■ **Instructions for the task**:
Go through the records and give each one again exactly.
[START OF Record excerpts]
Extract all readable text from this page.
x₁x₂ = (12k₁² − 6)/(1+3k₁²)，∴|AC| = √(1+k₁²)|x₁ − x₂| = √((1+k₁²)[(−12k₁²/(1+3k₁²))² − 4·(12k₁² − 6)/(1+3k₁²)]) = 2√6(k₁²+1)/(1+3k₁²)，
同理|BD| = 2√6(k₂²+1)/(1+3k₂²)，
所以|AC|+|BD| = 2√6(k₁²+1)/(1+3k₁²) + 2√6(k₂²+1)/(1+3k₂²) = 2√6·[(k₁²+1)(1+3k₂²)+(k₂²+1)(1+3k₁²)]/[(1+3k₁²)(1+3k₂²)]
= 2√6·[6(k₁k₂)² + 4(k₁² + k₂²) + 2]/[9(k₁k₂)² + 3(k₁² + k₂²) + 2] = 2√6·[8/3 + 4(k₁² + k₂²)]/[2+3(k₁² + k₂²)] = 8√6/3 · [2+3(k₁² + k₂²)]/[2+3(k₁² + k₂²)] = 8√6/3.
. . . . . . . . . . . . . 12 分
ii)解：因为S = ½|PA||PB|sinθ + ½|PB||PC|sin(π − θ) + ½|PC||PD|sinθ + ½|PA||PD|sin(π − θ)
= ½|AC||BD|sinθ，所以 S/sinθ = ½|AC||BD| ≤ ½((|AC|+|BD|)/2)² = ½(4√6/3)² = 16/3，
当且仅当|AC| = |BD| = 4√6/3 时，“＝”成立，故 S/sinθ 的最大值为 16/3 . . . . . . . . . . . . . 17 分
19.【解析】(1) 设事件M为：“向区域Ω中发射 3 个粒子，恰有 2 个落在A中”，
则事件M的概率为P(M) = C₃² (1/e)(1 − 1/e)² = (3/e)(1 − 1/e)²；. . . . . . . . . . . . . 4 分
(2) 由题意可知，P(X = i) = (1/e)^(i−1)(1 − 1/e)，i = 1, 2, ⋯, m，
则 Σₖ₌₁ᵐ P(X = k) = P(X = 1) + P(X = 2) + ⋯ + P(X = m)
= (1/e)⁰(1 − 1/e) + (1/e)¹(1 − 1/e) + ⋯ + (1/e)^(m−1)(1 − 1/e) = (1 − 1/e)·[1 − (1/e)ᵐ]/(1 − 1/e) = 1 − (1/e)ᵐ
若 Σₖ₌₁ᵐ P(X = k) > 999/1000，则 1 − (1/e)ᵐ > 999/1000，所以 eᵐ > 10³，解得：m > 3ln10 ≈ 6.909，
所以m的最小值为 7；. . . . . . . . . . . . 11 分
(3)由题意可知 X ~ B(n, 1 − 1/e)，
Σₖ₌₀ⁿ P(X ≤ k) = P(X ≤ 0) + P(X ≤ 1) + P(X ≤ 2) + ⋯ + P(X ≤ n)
[END OF Record excerpts]
■ **Exercise result**:
Extract all readable text from this page.
x₁x₂ = (12k₁² − 6)/(1+3k₁²)，∴|AC| = √(1+k₁²)|x₁ − x₂| = √((1+k₁²)[(−12k₁²/(1+3k₁²))² − 4·(12k₁² − 6)/(1+3k₁²)]) = 2√6(k₁²+1)/(1+3k₁²)，
同理|BD| = 2√6(k₂²+1)/(1+3k₂²)，
所以|AC|+|BD| = 2√6(k₁²+1)/(1+3k₁²) + 2√6(k₂²+1)/(1+3k₂²) = 2√6·[(k₁²+1)(1+3k₂²)+(k₂²+1)(1+3k₁²)]/[(1+3k₁²)(1+3k₂²)]
= 2√6·[6(k₁k₂)² + 4(k₁² + k₂²) + 2]/[9(k₁k₂)² + 3(k₁² + k₂²) + 2] = 2√6·[8/3 + 4(k₁² + k₂²)]/[2+3(k₁² + k₂²)] = 8√6/3 · [2+3(k₁² + k₂²)]/[2+3(k₁² + k₂²)] = 8√6/3.
. . . . . . . . . . . . . 12 分
ii)解：因为S = ½|PA||PB|sinθ + ½|PB||PC|sin(π − θ) + ½|PC||PD|sinθ + ½|PA||PD|sin(π − θ)
= ½|AC||BD|sinθ，所以 S/sinθ = ½|AC||BD| ≤ ½((|AC|+|BD|)/2)² = ½(4√6/3)² = 16/3，
当且仅当|AC| = |BD| = 4√6/3 时，“＝”成立，故 S/sinθ 的最大值为 16/3 . . . . . . . . . . . . . 17 分
19.【解析】(1) 设事件M为：“向区域Ω中发射 3 个粒子，恰有 2 个落在A中”，
则事件M的概率为P(M) = C₃² (1/e)(1 − 1/e)² = (3/e)(1 − 1/e)²；. . . . . . . . . . . . . 4 分
(2) 由题意可知，P(X = i) = (1/e)^(i−1)(1 − 1/e)，i = 1, 2, ⋯, m，
则 Σₖ₌₁ᵐ P(X = k) = P(X = 1) + P(X = 2) + ⋯ + P(X = m)
= (1/e)⁰(1 − 1/e) + (1/e)¹(1 − 1/e) + ⋯ + (1/e)^(m−1)(1 − 1/e) = (1 − 1/e)·[1 − (1/e)ᵐ]/(1 − 1/e) = 1 − (1/e)ᵐ
若 Σₖ₌₁ᵐ P(X = k) > 999/1000，则 1 − (1/e)ᵐ > 999/1000，所以 eᵐ > 10³，解得：m > 3ln10 ≈ 6.909，
所以m的最小值为 7；. . . . . . . . . . . . 11 分
(3)由题意可知 X ~ B(n, 1 − 1/e)，
Σₖ₌₀ⁿ P(X ≤ k) = P(X ≤ 0) + P(X ≤ 1) + P(X ≤ 2) + ⋯ + P(X ≤ n)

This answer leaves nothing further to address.